Exercise requirements ::
Copy out the data exactly, leaving the pictures behind.

▽

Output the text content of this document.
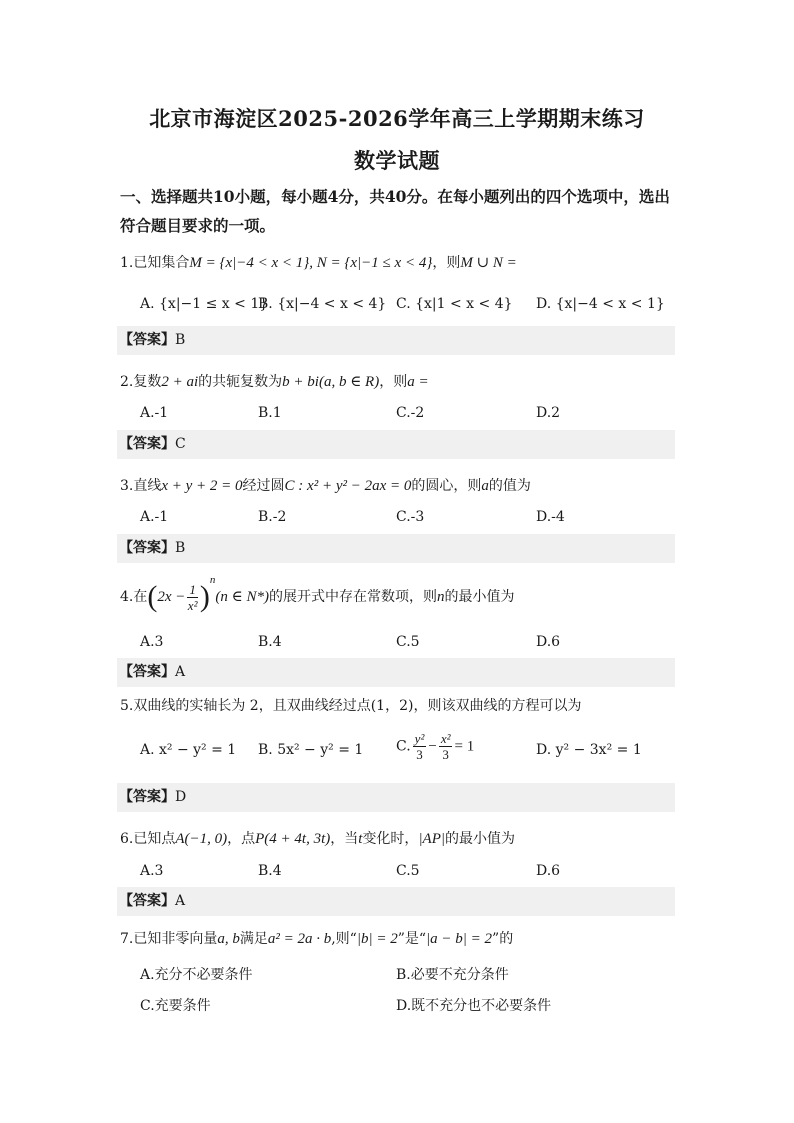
北京市海淀区2025-2026学年高三上学期期末练习
数学试题
一、选择题共10小题，每小题4分，共40分。在每小题列出的四个选项中，选出符合题目要求的一项。
1.已知集合M = {x|−4 < x < 1}, N = {x|−1 ≤ x < 4}，则M ∪ N =
A. {x|−1 ≤ x < 1}
B. {x|−4 < x < 4} C. {x|1 < x < 4} D. {x|−4 < x < 1}
【答案】B
2.复数2 + ai的共轭复数为b + bi(a, b ∈ R)，则a =
A.-1	B.1	C.-2	D.2
【答案】C
3.直线x + y + 2 = 0经过圆C : x² + y² − 2ax = 0的圆心，则a的值为
A.-1	B.-2	C.-3	D.-4
【答案】B
4.在$(2x - \frac{1}{\text{x²}} )^n(n$ ∈ N*)的展开式中存在常数项，则n的最小值为
A.3	B.4	C.5	D.6
【答案】A
5.双曲线的实轴长为 2，且双曲线经过点(1，2)，则该双曲线的方程可以为
A. x² − y² = 1 B. 5x² − y² = 1 C. $\frac{\text{y²}}{3} - \frac{\text{x²}}{3} = 1$	D. y² − 3x² = 1
【答案】D
6.已知点A(−1, 0)，点P(4 + 4t, 3t)，当t变化时，|AP|的最小值为
A.3	B.4	C.5	D.6
【答案】A
7.已知非零向量a, b满足a² = 2a · b,则“|b| = 2”是“|a − b| = 2”的
A.充分不必要条件	B.必要不充分条件
C.充要条件	D.既不充分也不必要条件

△

Output for this task ::
Output the text content of this document.
北京市海淀区2025-2026学年高三上学期期末练习
数学试题
一、选择题共10小题，每小题4分，共40分。在每小题列出的四个选项中，选出符合题目要求的一项。
1.已知集合M = {x|−4 < x < 1}, N = {x|−1 ≤ x < 4}，则M ∪ N =
A. {x|−1 ≤ x < 1}
B. {x|−4 < x < 4} C. {x|1 < x < 4} D. {x|−4 < x < 1}
【答案】B
2.复数2 + ai的共轭复数为b + bi(a, b ∈ R)，则a =
A.-1	B.1	C.-2	D.2
【答案】C
3.直线x + y + 2 = 0经过圆C : x² + y² − 2ax = 0的圆心，则a的值为
A.-1	B.-2	C.-3	D.-4
【答案】B
4.在$(2x - \frac{1}{\text{x²}} )^n(n$ ∈ N*)的展开式中存在常数项，则n的最小值为
A.3	B.4	C.5	D.6
【答案】A
5.双曲线的实轴长为 2，且双曲线经过点(1，2)，则该双曲线的方程可以为
A. x² − y² = 1 B. 5x² − y² = 1 C. $\frac{\text{y²}}{3} - \frac{\text{x²}}{3} = 1$	D. y² − 3x² = 1
【答案】D
6.已知点A(−1, 0)，点P(4 + 4t, 3t)，当t变化时，|AP|的最小值为
A.3	B.4	C.5	D.6
【答案】A
7.已知非零向量a, b满足a² = 2a · b,则“|b| = 2”是“|a − b| = 2”的
A.充分不必要条件	B.必要不充分条件
C.充要条件	D.既不充分也不必要条件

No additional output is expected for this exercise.